Quote exactly the lines from the one with "What data populates" to the end of the data, both included; omit the pictures.

[START OF TASK DATA]

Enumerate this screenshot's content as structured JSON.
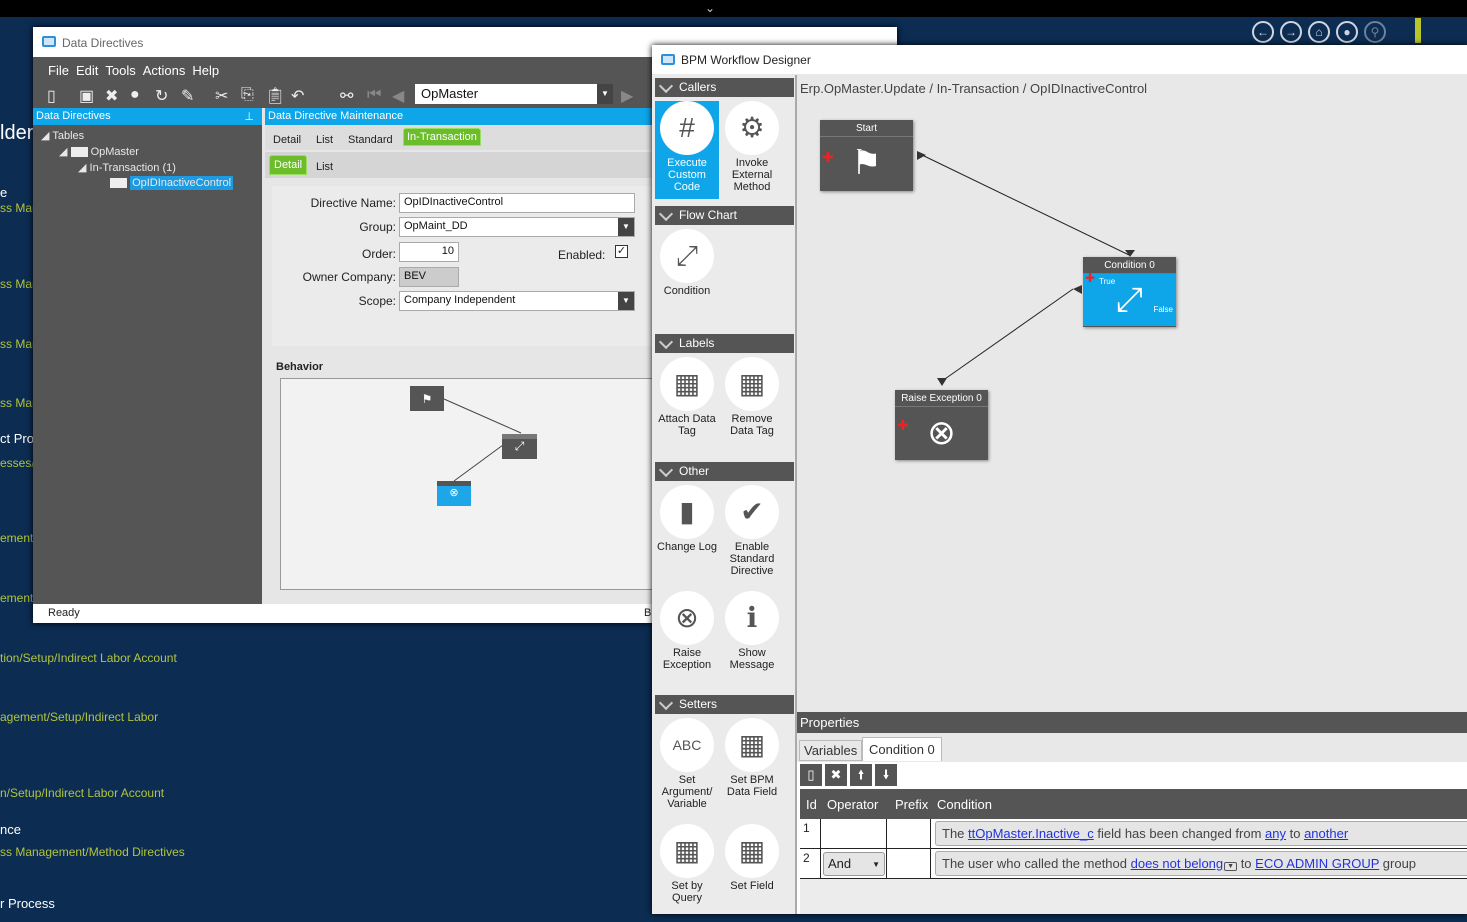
{
  "background": {
    "items": [
      {
        "text": "lders",
        "style": "heading"
      },
      {
        "text": "e",
        "style": "white"
      },
      {
        "text": "ss Man",
        "style": "green"
      },
      {
        "text": "ss Man",
        "style": "green"
      },
      {
        "text": "ss Man",
        "style": "green"
      },
      {
        "text": "ss Man",
        "style": "green"
      },
      {
        "text": "ct Pro",
        "style": "white"
      },
      {
        "text": "esses/E",
        "style": "green"
      },
      {
        "text": "ement/",
        "style": "green"
      },
      {
        "text": "ement/",
        "style": "green"
      },
      {
        "text": "tion/Setup/Indirect Labor Account",
        "style": "green"
      },
      {
        "text": "agement/Setup/Indirect Labor",
        "style": "green"
      },
      {
        "text": "n/Setup/Indirect Labor Account",
        "style": "green"
      },
      {
        "text": "nce",
        "style": "white"
      },
      {
        "text": "ss Management/Method Directives",
        "style": "green"
      },
      {
        "text": "r Process",
        "style": "white"
      }
    ]
  },
  "data_directives": {
    "title": "Data Directives",
    "menu": [
      "File",
      "Edit",
      "Tools",
      "Actions",
      "Help"
    ],
    "toolbar_combo": "OpMaster",
    "left_header": "Data Directives",
    "tree": [
      "Tables",
      "OpMaster",
      "In-Transaction (1)",
      "OpIDInactiveControl"
    ],
    "right_header": "Data Directive Maintenance",
    "tabs": [
      "Detail",
      "List",
      "Standard",
      "In-Transaction"
    ],
    "subtabs": [
      "Detail",
      "List"
    ],
    "form": {
      "directive_name_label": "Directive Name:",
      "directive_name": "OpIDInactiveControl",
      "group_label": "Group:",
      "group": "OpMaint_DD",
      "order_label": "Order:",
      "order": "10",
      "enabled_label": "Enabled:",
      "enabled": true,
      "owner_label": "Owner Company:",
      "owner": "BEV",
      "scope_label": "Scope:",
      "scope": "Company Independent"
    },
    "behavior_label": "Behavior",
    "status": "Ready",
    "status_right": "B"
  },
  "bpm": {
    "title": "BPM Workflow Designer",
    "breadcrumb": "Erp.OpMaster.Update / In-Transaction / OpIDInactiveControl",
    "sections": [
      {
        "name": "Callers",
        "tools": [
          "Execute Custom Code",
          "Invoke External Method"
        ]
      },
      {
        "name": "Flow Chart",
        "tools": [
          "Condition"
        ]
      },
      {
        "name": "Labels",
        "tools": [
          "Attach Data Tag",
          "Remove Data Tag"
        ]
      },
      {
        "name": "Other",
        "tools": [
          "Change Log",
          "Enable Standard Directive",
          "Raise Exception",
          "Show Message"
        ]
      },
      {
        "name": "Setters",
        "tools": [
          "Set Argument/ Variable",
          "Set BPM Data Field",
          "Set by Query",
          "Set Field"
        ]
      }
    ],
    "nodes": {
      "start": "Start",
      "condition": "Condition 0",
      "true_label": "True",
      "false_label": "False",
      "exception": "Raise Exception 0"
    },
    "properties": {
      "header": "Properties",
      "tabs": [
        "Variables",
        "Condition 0"
      ],
      "columns": [
        "Id",
        "Operator",
        "Prefix",
        "Condition"
      ],
      "rows": [
        {
          "id": "1",
          "operator": "",
          "prefix": "",
          "pre": "The ",
          "l1": "ttOpMaster.Inactive_c",
          "mid1": " field has been changed from ",
          "l2": "any",
          "mid2": " to ",
          "l3": "another",
          "post": ""
        },
        {
          "id": "2",
          "operator": "And",
          "prefix": "",
          "pre": "The user who called the method ",
          "l1": "does not belong",
          "mid1": " to ",
          "l2": "ECO ADMIN GROUP",
          "mid2": " group",
          "l3": "",
          "post": ""
        }
      ]
    }
  },
  "colors": {
    "accent": "#0ea5e9",
    "green": "#6cbd2b",
    "background": "#0c2c52"
  }
}
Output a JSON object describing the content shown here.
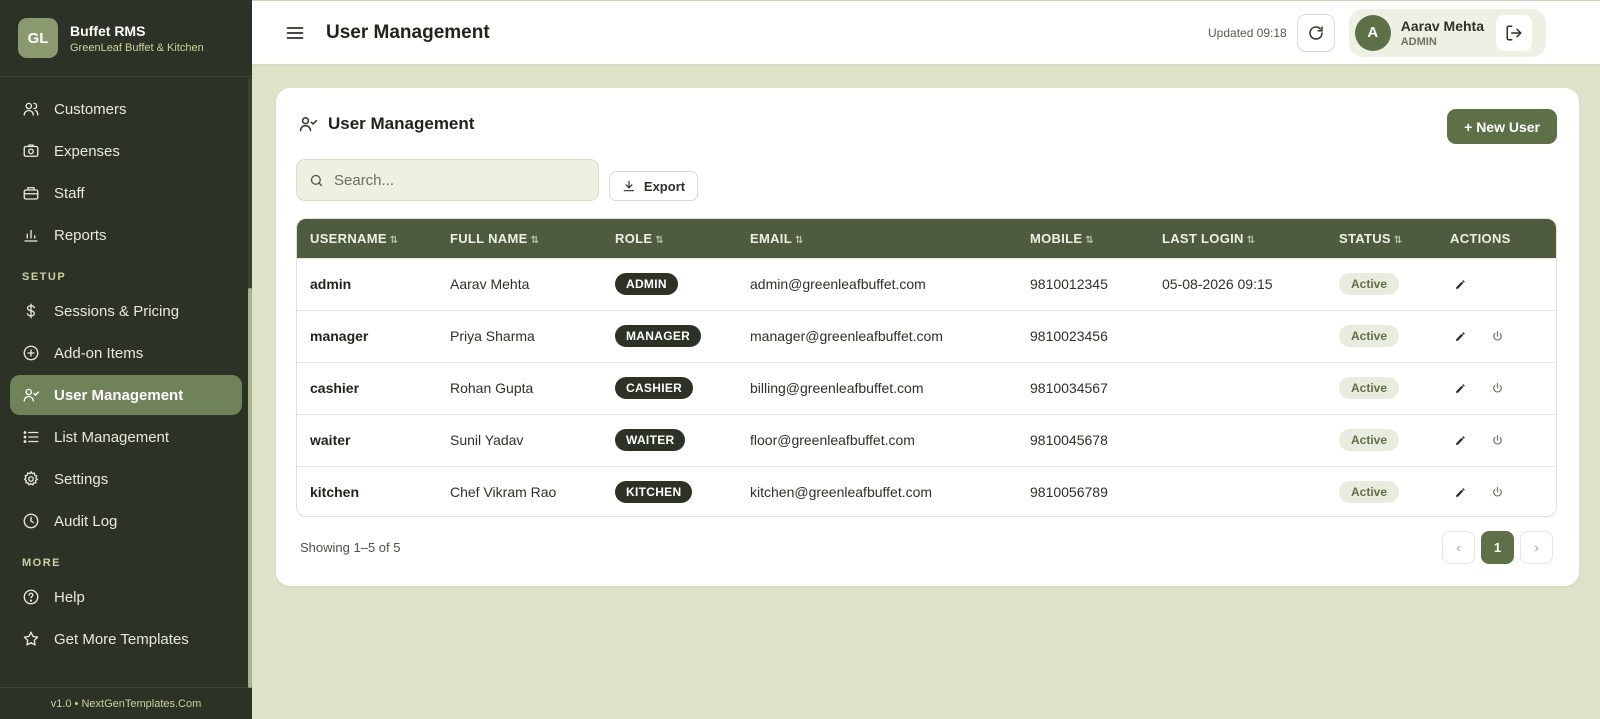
{
  "brand": {
    "logo": "GL",
    "name": "Buffet RMS",
    "subtitle": "GreenLeaf Buffet & Kitchen"
  },
  "sidebar": {
    "items_top": [
      {
        "label": "Customers",
        "icon": "users-icon"
      },
      {
        "label": "Expenses",
        "icon": "camera-icon"
      },
      {
        "label": "Staff",
        "icon": "briefcase-icon"
      },
      {
        "label": "Reports",
        "icon": "bar-chart-icon"
      }
    ],
    "section_setup": "SETUP",
    "items_setup": [
      {
        "label": "Sessions & Pricing",
        "icon": "dollar-icon"
      },
      {
        "label": "Add-on Items",
        "icon": "plus-circle-icon"
      },
      {
        "label": "User Management",
        "icon": "user-check-icon",
        "active": true
      },
      {
        "label": "List Management",
        "icon": "list-icon"
      },
      {
        "label": "Settings",
        "icon": "gear-icon"
      },
      {
        "label": "Audit Log",
        "icon": "clock-icon"
      }
    ],
    "section_more": "MORE",
    "items_more": [
      {
        "label": "Help",
        "icon": "help-circle-icon"
      },
      {
        "label": "Get More Templates",
        "icon": "star-icon"
      }
    ],
    "footer": "v1.0 • NextGenTemplates.Com"
  },
  "topbar": {
    "title": "User Management",
    "updated": "Updated 09:18",
    "user_avatar": "A",
    "user_name": "Aarav Mehta",
    "user_role": "ADMIN"
  },
  "card": {
    "title": "User Management",
    "new_user_label": "+ New User",
    "search_placeholder": "Search...",
    "export_label": "Export"
  },
  "table": {
    "headers": [
      "USERNAME",
      "FULL NAME",
      "ROLE",
      "EMAIL",
      "MOBILE",
      "LAST LOGIN",
      "STATUS",
      "ACTIONS"
    ],
    "rows": [
      {
        "username": "admin",
        "full_name": "Aarav Mehta",
        "role": "ADMIN",
        "email": "admin@greenleafbuffet.com",
        "mobile": "9810012345",
        "last_login": "05-08-2026 09:15",
        "status": "Active",
        "can_toggle": false
      },
      {
        "username": "manager",
        "full_name": "Priya Sharma",
        "role": "MANAGER",
        "email": "manager@greenleafbuffet.com",
        "mobile": "9810023456",
        "last_login": "",
        "status": "Active",
        "can_toggle": true
      },
      {
        "username": "cashier",
        "full_name": "Rohan Gupta",
        "role": "CASHIER",
        "email": "billing@greenleafbuffet.com",
        "mobile": "9810034567",
        "last_login": "",
        "status": "Active",
        "can_toggle": true
      },
      {
        "username": "waiter",
        "full_name": "Sunil Yadav",
        "role": "WAITER",
        "email": "floor@greenleafbuffet.com",
        "mobile": "9810045678",
        "last_login": "",
        "status": "Active",
        "can_toggle": true
      },
      {
        "username": "kitchen",
        "full_name": "Chef Vikram Rao",
        "role": "KITCHEN",
        "email": "kitchen@greenleafbuffet.com",
        "mobile": "9810056789",
        "last_login": "",
        "status": "Active",
        "can_toggle": true
      }
    ]
  },
  "footer": {
    "showing": "Showing 1–5 of 5",
    "prev": "‹",
    "page": "1",
    "next": "›"
  }
}
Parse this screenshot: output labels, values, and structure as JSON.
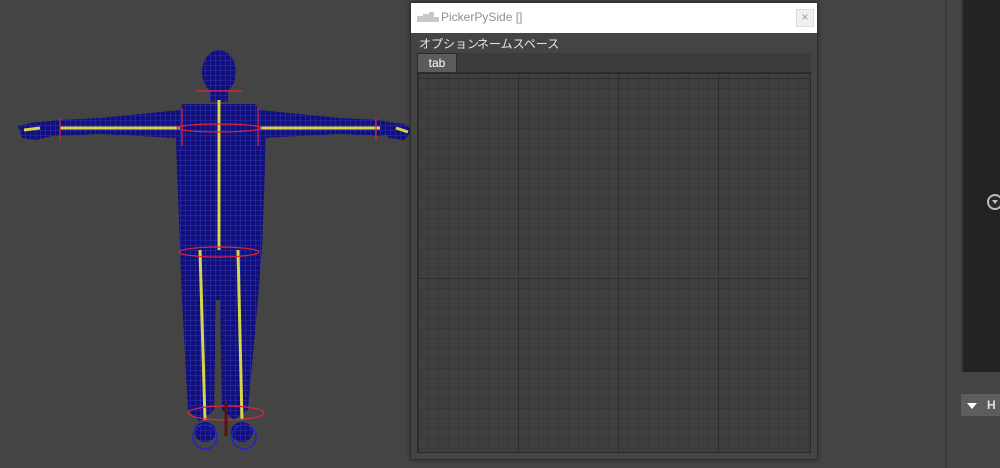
{
  "window": {
    "title": "PickerPySide []",
    "close_glyph": "×"
  },
  "menu": {
    "items": [
      {
        "label": "オプション"
      },
      {
        "label": "ネームスペース"
      }
    ]
  },
  "tabs": [
    {
      "label": "tab",
      "active": true
    }
  ],
  "right_panel": {
    "bottom_letter": "H"
  },
  "colors": {
    "viewport_bg": "#444444",
    "mesh_wire": "#1a1aa8",
    "joints": "#d6d64a",
    "controls": "#e0243a",
    "foot_controls": "#2222cc",
    "title_bg": "#ffffff",
    "tab_active_bg": "#5b5b5b"
  },
  "icons": {
    "window_icon": "app-icon",
    "close": "close-icon",
    "panel_toggle": "chevron-down-circle-icon",
    "section_toggle": "triangle-down-icon"
  }
}
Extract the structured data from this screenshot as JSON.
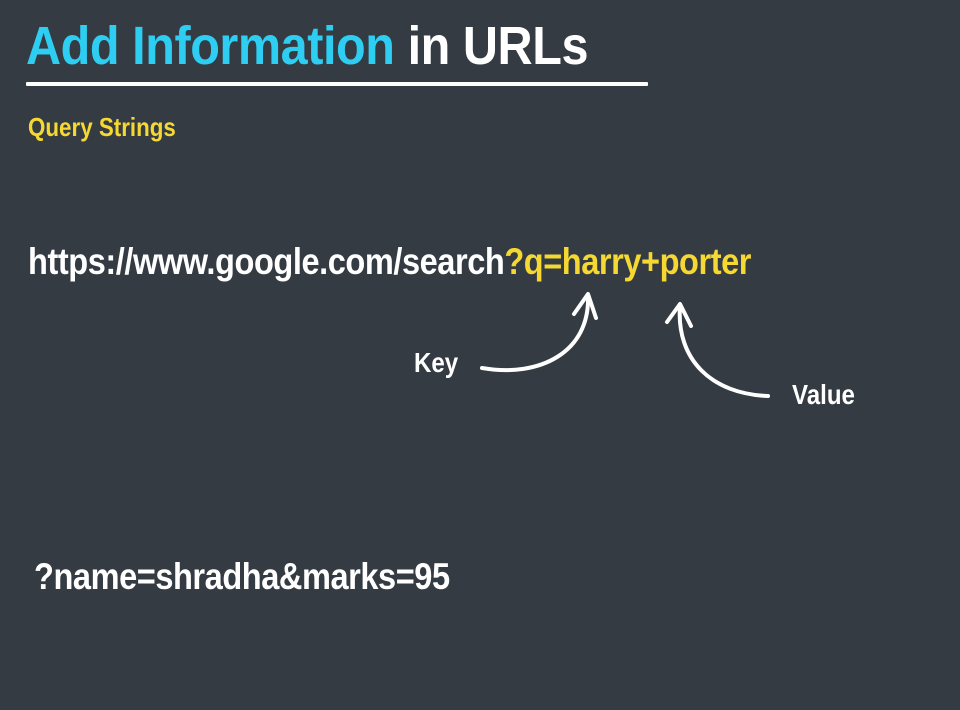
{
  "slide": {
    "title_accent": "Add Information",
    "title_rest": "in URLs",
    "subtitle": "Query Strings",
    "url": {
      "base": "https://www.google.com/search",
      "query": "?q=harry+porter"
    },
    "annotations": {
      "key": "Key",
      "value": "Value"
    },
    "example": "?name=shradha&marks=95"
  },
  "colors": {
    "background": "#353b43",
    "title_accent": "#2ecdf2",
    "highlight": "#f5d832",
    "text": "#ffffff"
  },
  "icons": {
    "key_arrow": "curved-arrow-up-icon",
    "value_arrow": "curved-arrow-up-icon"
  }
}
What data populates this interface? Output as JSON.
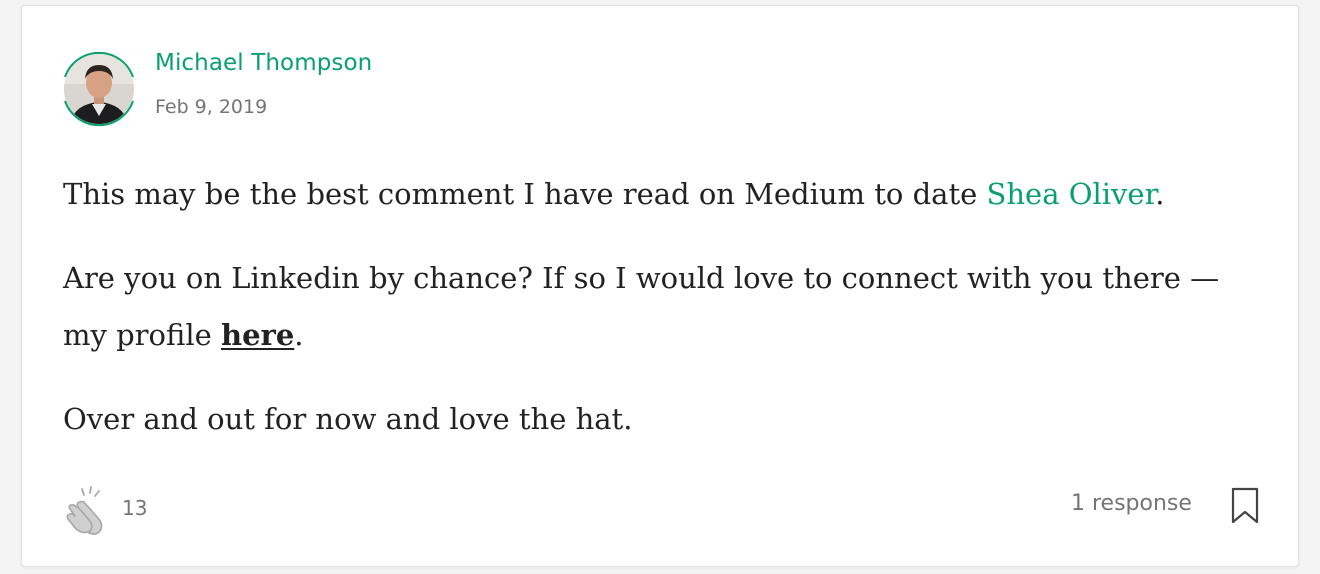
{
  "author": {
    "name": "Michael Thompson",
    "date": "Feb 9, 2019"
  },
  "comment": {
    "p1_text": "This may be the best comment I have read on Medium to date ",
    "p1_mention": "Shea Oliver",
    "p1_end": ".",
    "p2_text": "Are you on Linkedin by chance? If so I would love to connect with you there —my profile ",
    "p2_link": "here",
    "p2_end": ".",
    "p3_text": "Over and out for now and love the hat."
  },
  "footer": {
    "clap_count": "13",
    "responses_label": "1 response"
  },
  "icons": {
    "avatar": "avatar-photo",
    "clap": "clap-icon",
    "bookmark": "bookmark-icon"
  },
  "colors": {
    "accent": "#0aa06e",
    "text": "#222222",
    "muted": "#757575"
  }
}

[END OF TASK DATA]

* EXERCISE OUTPUT:
What data populates this interface? Output as JSON.
{
  "author": {
    "name": "Michael Thompson",
    "date": "Feb 9, 2019"
  },
  "comment": {
    "p1_text": "This may be the best comment I have read on Medium to date ",
    "p1_mention": "Shea Oliver",
    "p1_end": ".",
    "p2_text": "Are you on Linkedin by chance? If so I would love to connect with you there —my profile ",
    "p2_link": "here",
    "p2_end": ".",
    "p3_text": "Over and out for now and love the hat."
  },
  "footer": {
    "clap_count": "13",
    "responses_label": "1 response"
  },
  "icons": {
    "avatar": "avatar-photo",
    "clap": "clap-icon",
    "bookmark": "bookmark-icon"
  },
  "colors": {
    "accent": "#0aa06e",
    "text": "#222222",
    "muted": "#757575"
  }
}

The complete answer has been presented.